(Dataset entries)
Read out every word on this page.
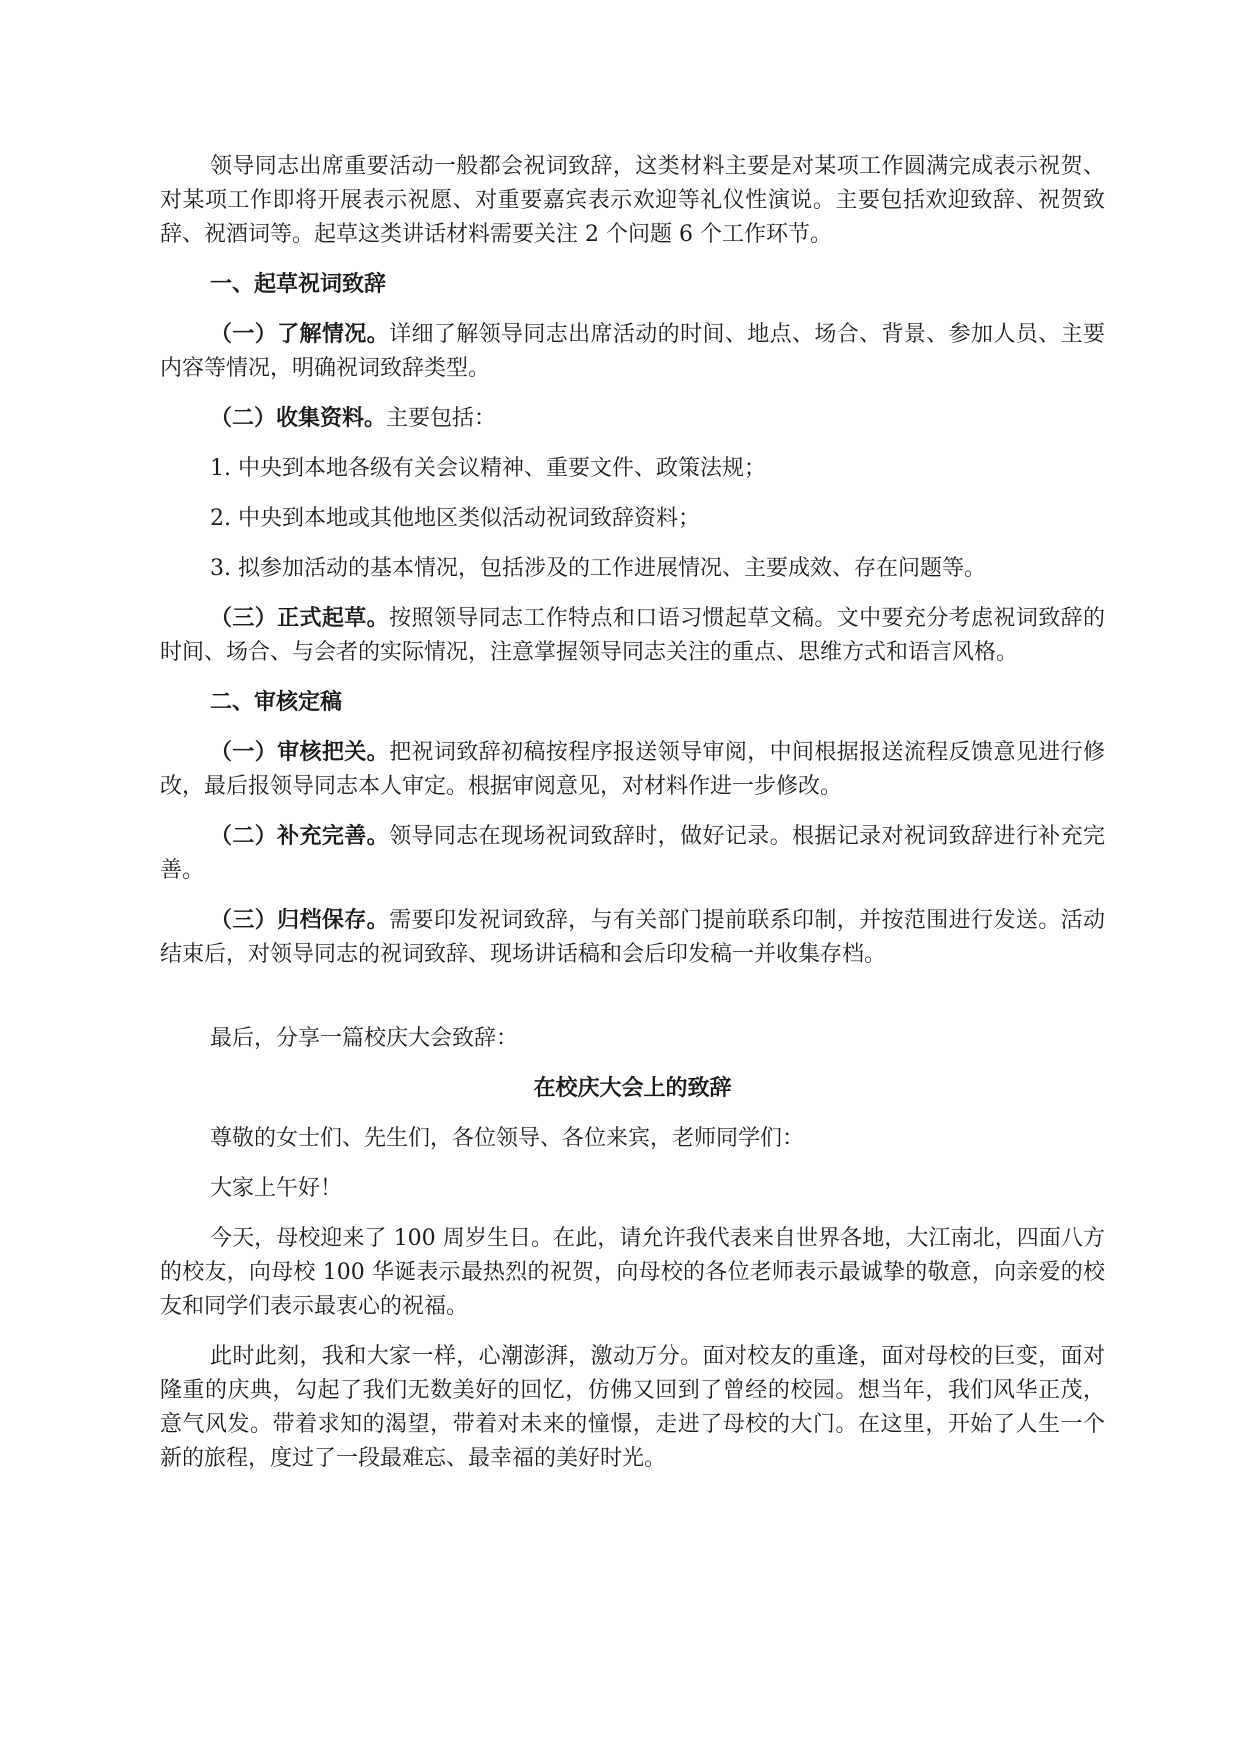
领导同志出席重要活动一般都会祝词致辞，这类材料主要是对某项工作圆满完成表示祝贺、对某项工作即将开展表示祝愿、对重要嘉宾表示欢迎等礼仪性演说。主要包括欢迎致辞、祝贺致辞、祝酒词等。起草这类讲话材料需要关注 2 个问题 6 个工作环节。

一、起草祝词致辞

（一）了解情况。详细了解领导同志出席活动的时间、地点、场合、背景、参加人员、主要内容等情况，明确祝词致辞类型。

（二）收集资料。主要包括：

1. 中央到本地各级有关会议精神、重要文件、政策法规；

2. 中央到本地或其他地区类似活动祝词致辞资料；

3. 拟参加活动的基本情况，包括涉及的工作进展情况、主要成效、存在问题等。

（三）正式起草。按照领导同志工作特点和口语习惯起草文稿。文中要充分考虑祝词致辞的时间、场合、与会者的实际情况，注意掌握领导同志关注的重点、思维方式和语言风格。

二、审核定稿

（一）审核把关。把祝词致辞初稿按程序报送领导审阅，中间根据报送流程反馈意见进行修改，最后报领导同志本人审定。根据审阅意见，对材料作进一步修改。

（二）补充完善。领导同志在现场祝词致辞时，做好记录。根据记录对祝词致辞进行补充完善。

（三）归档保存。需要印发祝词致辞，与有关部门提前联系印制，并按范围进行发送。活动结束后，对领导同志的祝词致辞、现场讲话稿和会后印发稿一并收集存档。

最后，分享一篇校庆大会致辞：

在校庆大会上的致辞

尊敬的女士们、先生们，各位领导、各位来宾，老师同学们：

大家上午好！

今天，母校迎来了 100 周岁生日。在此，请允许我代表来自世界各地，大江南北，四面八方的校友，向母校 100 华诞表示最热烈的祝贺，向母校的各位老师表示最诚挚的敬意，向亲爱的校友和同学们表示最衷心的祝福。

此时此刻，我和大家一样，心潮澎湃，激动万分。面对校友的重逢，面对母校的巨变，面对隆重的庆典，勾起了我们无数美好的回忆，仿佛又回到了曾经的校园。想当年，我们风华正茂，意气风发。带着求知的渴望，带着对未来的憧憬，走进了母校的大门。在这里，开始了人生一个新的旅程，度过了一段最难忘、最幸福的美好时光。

▶ _Directive_
Reproduce each entry verbatim, excluding any embedded images.

▶ _Output_
Read out every word on this page.
领导同志出席重要活动一般都会祝词致辞，这类材料主要是对某项工作圆满完成表示祝贺、对某项工作即将开展表示祝愿、对重要嘉宾表示欢迎等礼仪性演说。主要包括欢迎致辞、祝贺致辞、祝酒词等。起草这类讲话材料需要关注 2 个问题 6 个工作环节。

一、起草祝词致辞

（一）了解情况。详细了解领导同志出席活动的时间、地点、场合、背景、参加人员、主要内容等情况，明确祝词致辞类型。

（二）收集资料。主要包括：

1. 中央到本地各级有关会议精神、重要文件、政策法规；

2. 中央到本地或其他地区类似活动祝词致辞资料；

3. 拟参加活动的基本情况，包括涉及的工作进展情况、主要成效、存在问题等。

（三）正式起草。按照领导同志工作特点和口语习惯起草文稿。文中要充分考虑祝词致辞的时间、场合、与会者的实际情况，注意掌握领导同志关注的重点、思维方式和语言风格。

二、审核定稿

（一）审核把关。把祝词致辞初稿按程序报送领导审阅，中间根据报送流程反馈意见进行修改，最后报领导同志本人审定。根据审阅意见，对材料作进一步修改。

（二）补充完善。领导同志在现场祝词致辞时，做好记录。根据记录对祝词致辞进行补充完善。

（三）归档保存。需要印发祝词致辞，与有关部门提前联系印制，并按范围进行发送。活动结束后，对领导同志的祝词致辞、现场讲话稿和会后印发稿一并收集存档。

最后，分享一篇校庆大会致辞：

在校庆大会上的致辞

尊敬的女士们、先生们，各位领导、各位来宾，老师同学们：

大家上午好！

今天，母校迎来了 100 周岁生日。在此，请允许我代表来自世界各地，大江南北，四面八方的校友，向母校 100 华诞表示最热烈的祝贺，向母校的各位老师表示最诚挚的敬意，向亲爱的校友和同学们表示最衷心的祝福。

此时此刻，我和大家一样，心潮澎湃，激动万分。面对校友的重逢，面对母校的巨变，面对隆重的庆典，勾起了我们无数美好的回忆，仿佛又回到了曾经的校园。想当年，我们风华正茂，意气风发。带着求知的渴望，带着对未来的憧憬，走进了母校的大门。在这里，开始了人生一个新的旅程，度过了一段最难忘、最幸福的美好时光。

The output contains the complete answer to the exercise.